Copy out each line exactly; pictures stay out of the copy.
## BEGIN Entries provided
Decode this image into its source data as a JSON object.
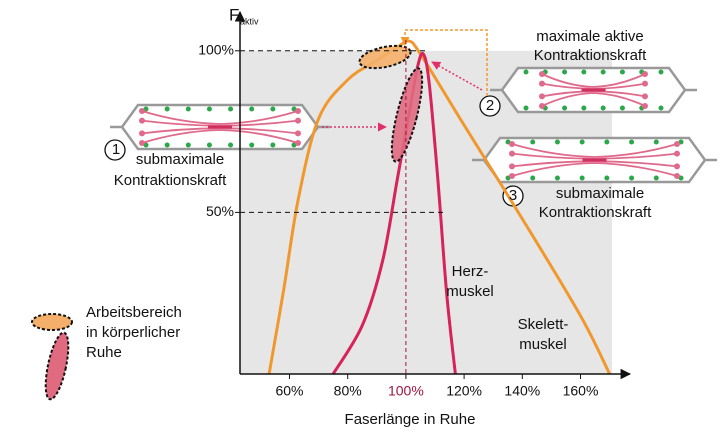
{
  "chart_data": {
    "type": "line",
    "y_axis_label": "F",
    "y_axis_label_sub": "aktiv",
    "x_axis_label": "Faserlänge in Ruhe",
    "xlim": [
      43,
      177
    ],
    "ylim": [
      0,
      112
    ],
    "xticks": [
      {
        "value": 60,
        "label": "60%"
      },
      {
        "value": 80,
        "label": "80%"
      },
      {
        "value": 100,
        "label": "100%"
      },
      {
        "value": 120,
        "label": "120%"
      },
      {
        "value": 140,
        "label": "140%"
      },
      {
        "value": 160,
        "label": "160%"
      }
    ],
    "yticks": [
      {
        "value": 50,
        "label": "50%"
      },
      {
        "value": 100,
        "label": "100%"
      }
    ],
    "series": [
      {
        "name_lines": [
          "Skelett-",
          "muskel"
        ],
        "color": "#f0982e",
        "x": [
          53,
          58,
          63,
          70,
          80,
          90,
          97,
          101,
          105,
          120,
          140,
          160,
          170
        ],
        "values": [
          0,
          26,
          54,
          79,
          91,
          97,
          101,
          103,
          99,
          77,
          48,
          18,
          0
        ]
      },
      {
        "name_lines": [
          "Herz-",
          "muskel"
        ],
        "color": "#d6245a",
        "x": [
          75,
          85,
          92,
          97,
          101,
          104,
          106,
          108,
          111,
          114,
          117
        ],
        "values": [
          0,
          15,
          35,
          60,
          80,
          95,
          99,
          90,
          60,
          25,
          0
        ]
      }
    ],
    "annotations": [
      {
        "number": "1",
        "lines": [
          "submaximale",
          "Kontraktionskraft"
        ]
      },
      {
        "number": "2",
        "lines": [
          "maximale aktive",
          "Kontraktionskraft"
        ]
      },
      {
        "number": "3",
        "lines": [
          "submaximale",
          "Kontraktionskraft"
        ]
      }
    ],
    "legend_lines": [
      "Arbeitsbereich",
      "in körperlicher",
      "Ruhe"
    ]
  }
}
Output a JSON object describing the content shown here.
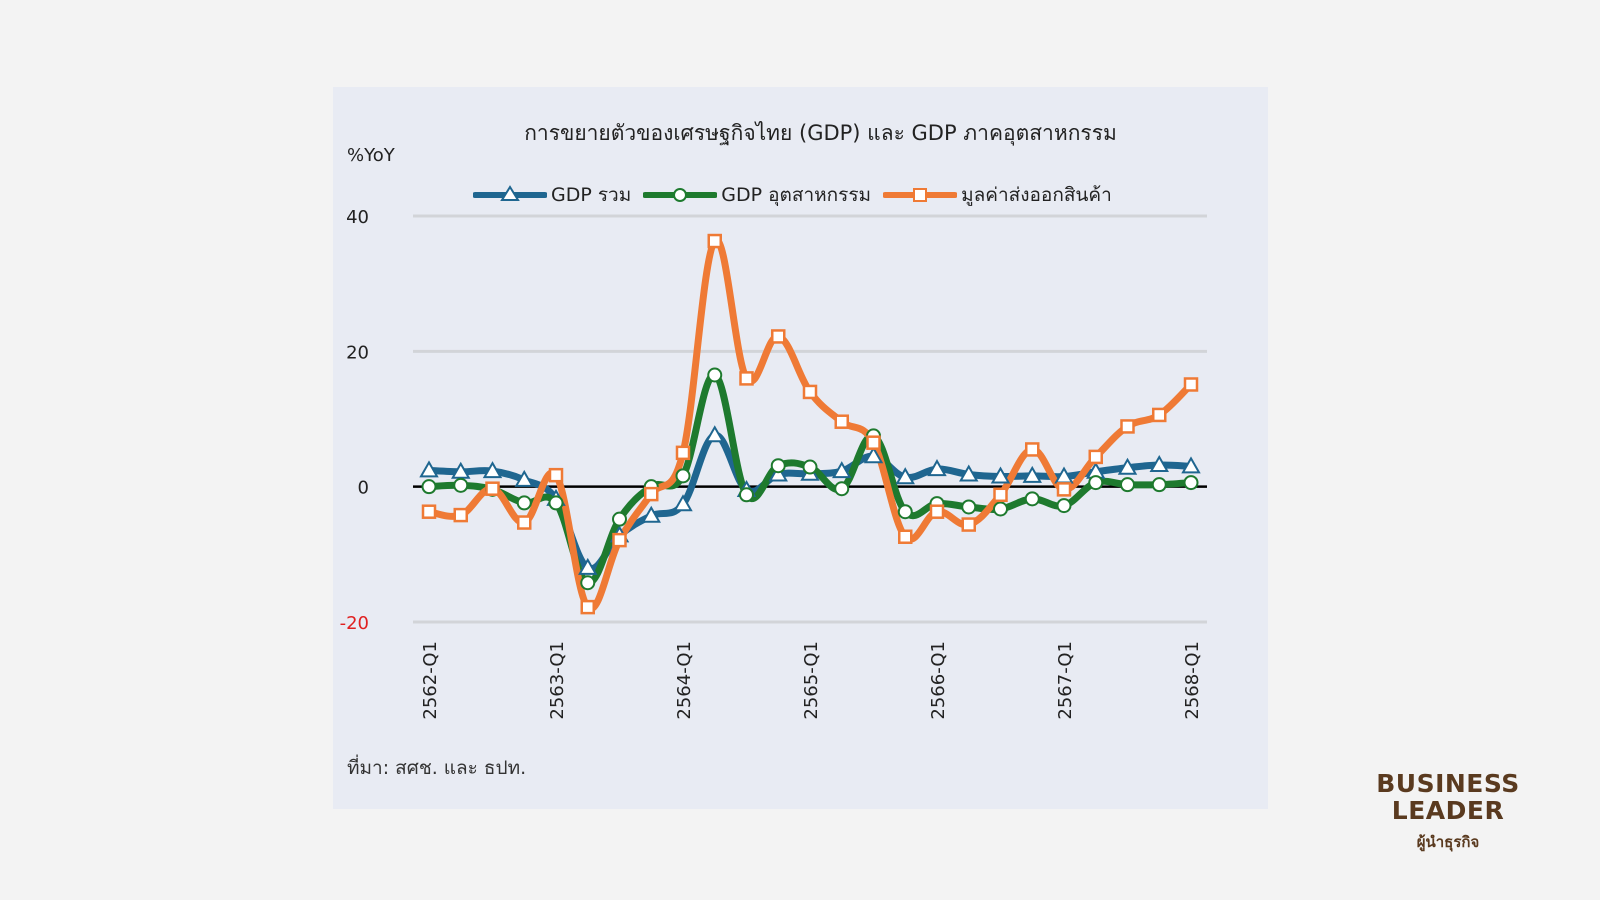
{
  "chart_data": {
    "type": "line",
    "title": "การขยายตัวของเศรษฐกิจไทย (GDP) และ GDP ภาคอุตสาหกรรม",
    "ylabel": "%YoY",
    "xlabel": "",
    "ylim": [
      -20,
      40
    ],
    "yticks": [
      {
        "value": 40,
        "label": "40",
        "color": "#222222"
      },
      {
        "value": 20,
        "label": "20",
        "color": "#222222"
      },
      {
        "value": 0,
        "label": "0",
        "color": "#222222"
      },
      {
        "value": -20,
        "label": "-20",
        "color": "#e02020"
      }
    ],
    "grid": true,
    "legend_position": "top",
    "x": [
      "2562-Q1",
      "2562-Q2",
      "2562-Q3",
      "2562-Q4",
      "2563-Q1",
      "2563-Q2",
      "2563-Q3",
      "2563-Q4",
      "2564-Q1",
      "2564-Q2",
      "2564-Q3",
      "2564-Q4",
      "2565-Q1",
      "2565-Q2",
      "2565-Q3",
      "2565-Q4",
      "2566-Q1",
      "2566-Q2",
      "2566-Q3",
      "2566-Q4",
      "2567-Q1",
      "2567-Q2",
      "2567-Q3",
      "2567-Q4",
      "2568-Q1"
    ],
    "xtick_labels_shown": [
      "2562-Q1",
      "2563-Q1",
      "2564-Q1",
      "2565-Q1",
      "2566-Q1",
      "2567-Q1",
      "2568-Q1"
    ],
    "series": [
      {
        "name": "GDP รวม",
        "color": "#1f6690",
        "marker": "triangle",
        "values": [
          2.4,
          2.2,
          2.3,
          1.0,
          -1.8,
          -12.0,
          -7.2,
          -4.3,
          -2.6,
          7.6,
          -0.5,
          1.8,
          1.9,
          2.3,
          4.5,
          1.4,
          2.6,
          1.8,
          1.5,
          1.6,
          1.5,
          2.2,
          2.8,
          3.2,
          3.0
        ]
      },
      {
        "name": "GDP อุตสาหกรรม",
        "color": "#1e7a2e",
        "marker": "circle",
        "values": [
          0.0,
          0.2,
          -0.4,
          -2.4,
          -2.4,
          -14.2,
          -4.8,
          0.0,
          1.6,
          16.5,
          -1.2,
          3.1,
          2.9,
          -0.3,
          7.5,
          -3.7,
          -2.5,
          -3.0,
          -3.3,
          -1.8,
          -2.8,
          0.6,
          0.3,
          0.3,
          0.6
        ]
      },
      {
        "name": "มูลค่าส่งออกสินค้า",
        "color": "#ef7a35",
        "marker": "square",
        "values": [
          -3.7,
          -4.2,
          -0.3,
          -5.3,
          1.7,
          -17.8,
          -7.9,
          -1.1,
          5.0,
          36.3,
          16.0,
          22.2,
          14.0,
          9.6,
          6.5,
          -7.4,
          -3.7,
          -5.6,
          -1.2,
          5.5,
          -0.4,
          4.4,
          8.9,
          10.6,
          15.1
        ]
      }
    ],
    "source": "ที่มา: สศช. และ ธปท."
  },
  "logo": {
    "line1": "BUSINESS",
    "line2": "LEADER",
    "subtitle": "ผู้นำธุรกิจ",
    "color": "#5a3a1f"
  }
}
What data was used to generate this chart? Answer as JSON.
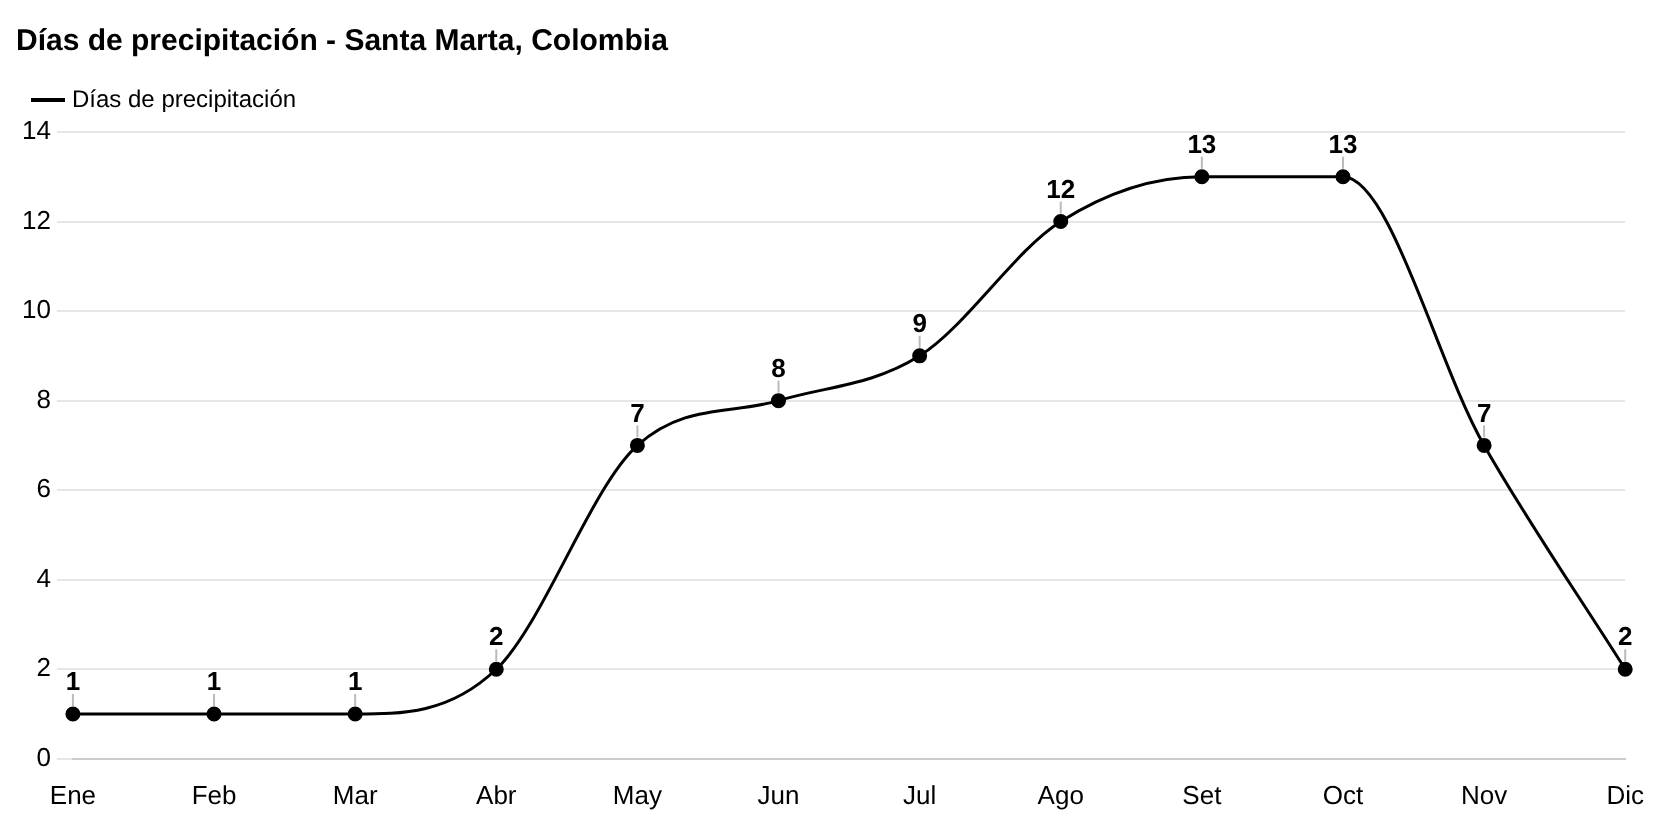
## END Entries provided
## Finished answer
Decode this image into its source data as a JSON object.
{
  "chart_data": {
    "type": "line",
    "y_axis_label": "F",
    "y_axis_label_sub": "aktiv",
    "x_axis_label": "Faserlänge in Ruhe",
    "xlim": [
      43,
      177
    ],
    "ylim": [
      0,
      112
    ],
    "xticks": [
      {
        "value": 60,
        "label": "60%"
      },
      {
        "value": 80,
        "label": "80%"
      },
      {
        "value": 100,
        "label": "100%"
      },
      {
        "value": 120,
        "label": "120%"
      },
      {
        "value": 140,
        "label": "140%"
      },
      {
        "value": 160,
        "label": "160%"
      }
    ],
    "yticks": [
      {
        "value": 50,
        "label": "50%"
      },
      {
        "value": 100,
        "label": "100%"
      }
    ],
    "series": [
      {
        "name_lines": [
          "Skelett-",
          "muskel"
        ],
        "color": "#f0982e",
        "x": [
          53,
          58,
          63,
          70,
          80,
          90,
          97,
          101,
          105,
          120,
          140,
          160,
          170
        ],
        "values": [
          0,
          26,
          54,
          79,
          91,
          97,
          101,
          103,
          99,
          77,
          48,
          18,
          0
        ]
      },
      {
        "name_lines": [
          "Herz-",
          "muskel"
        ],
        "color": "#d6245a",
        "x": [
          75,
          85,
          92,
          97,
          101,
          104,
          106,
          108,
          111,
          114,
          117
        ],
        "values": [
          0,
          15,
          35,
          60,
          80,
          95,
          99,
          90,
          60,
          25,
          0
        ]
      }
    ],
    "annotations": [
      {
        "number": "1",
        "lines": [
          "submaximale",
          "Kontraktionskraft"
        ]
      },
      {
        "number": "2",
        "lines": [
          "maximale aktive",
          "Kontraktionskraft"
        ]
      },
      {
        "number": "3",
        "lines": [
          "submaximale",
          "Kontraktionskraft"
        ]
      }
    ],
    "legend_lines": [
      "Arbeitsbereich",
      "in körperlicher",
      "Ruhe"
    ]
  }
}
Output a JSON object describing the content shown here.
{
  "chart_data": {
    "type": "line",
    "title": "การขยายตัวของเศรษฐกิจไทย (GDP) และ GDP ภาคอุตสาหกรรม",
    "ylabel": "%YoY",
    "xlabel": "",
    "ylim": [
      -20,
      40
    ],
    "yticks": [
      {
        "value": 40,
        "label": "40",
        "color": "#222222"
      },
      {
        "value": 20,
        "label": "20",
        "color": "#222222"
      },
      {
        "value": 0,
        "label": "0",
        "color": "#222222"
      },
      {
        "value": -20,
        "label": "-20",
        "color": "#e02020"
      }
    ],
    "grid": true,
    "legend_position": "top",
    "x": [
      "2562-Q1",
      "2562-Q2",
      "2562-Q3",
      "2562-Q4",
      "2563-Q1",
      "2563-Q2",
      "2563-Q3",
      "2563-Q4",
      "2564-Q1",
      "2564-Q2",
      "2564-Q3",
      "2564-Q4",
      "2565-Q1",
      "2565-Q2",
      "2565-Q3",
      "2565-Q4",
      "2566-Q1",
      "2566-Q2",
      "2566-Q3",
      "2566-Q4",
      "2567-Q1",
      "2567-Q2",
      "2567-Q3",
      "2567-Q4",
      "2568-Q1"
    ],
    "xtick_labels_shown": [
      "2562-Q1",
      "2563-Q1",
      "2564-Q1",
      "2565-Q1",
      "2566-Q1",
      "2567-Q1",
      "2568-Q1"
    ],
    "series": [
      {
        "name": "GDP รวม",
        "color": "#1f6690",
        "marker": "triangle",
        "values": [
          2.4,
          2.2,
          2.3,
          1.0,
          -1.8,
          -12.0,
          -7.2,
          -4.3,
          -2.6,
          7.6,
          -0.5,
          1.8,
          1.9,
          2.3,
          4.5,
          1.4,
          2.6,
          1.8,
          1.5,
          1.6,
          1.5,
          2.2,
          2.8,
          3.2,
          3.0
        ]
      },
      {
        "name": "GDP อุตสาหกรรม",
        "color": "#1e7a2e",
        "marker": "circle",
        "values": [
          0.0,
          0.2,
          -0.4,
          -2.4,
          -2.4,
          -14.2,
          -4.8,
          0.0,
          1.6,
          16.5,
          -1.2,
          3.1,
          2.9,
          -0.3,
          7.5,
          -3.7,
          -2.5,
          -3.0,
          -3.3,
          -1.8,
          -2.8,
          0.6,
          0.3,
          0.3,
          0.6
        ]
      },
      {
        "name": "มูลค่าส่งออกสินค้า",
        "color": "#ef7a35",
        "marker": "square",
        "values": [
          -3.7,
          -4.2,
          -0.3,
          -5.3,
          1.7,
          -17.8,
          -7.9,
          -1.1,
          5.0,
          36.3,
          16.0,
          22.2,
          14.0,
          9.6,
          6.5,
          -7.4,
          -3.7,
          -5.6,
          -1.2,
          5.5,
          -0.4,
          4.4,
          8.9,
          10.6,
          15.1
        ]
      }
    ],
    "source": "ที่มา: สศช. และ ธปท."
  },
  "logo": {
    "line1": "BUSINESS",
    "line2": "LEADER",
    "subtitle": "ผู้นำธุรกิจ",
    "color": "#5a3a1f"
  }
}
What data was used to generate this chart? Answer as JSON.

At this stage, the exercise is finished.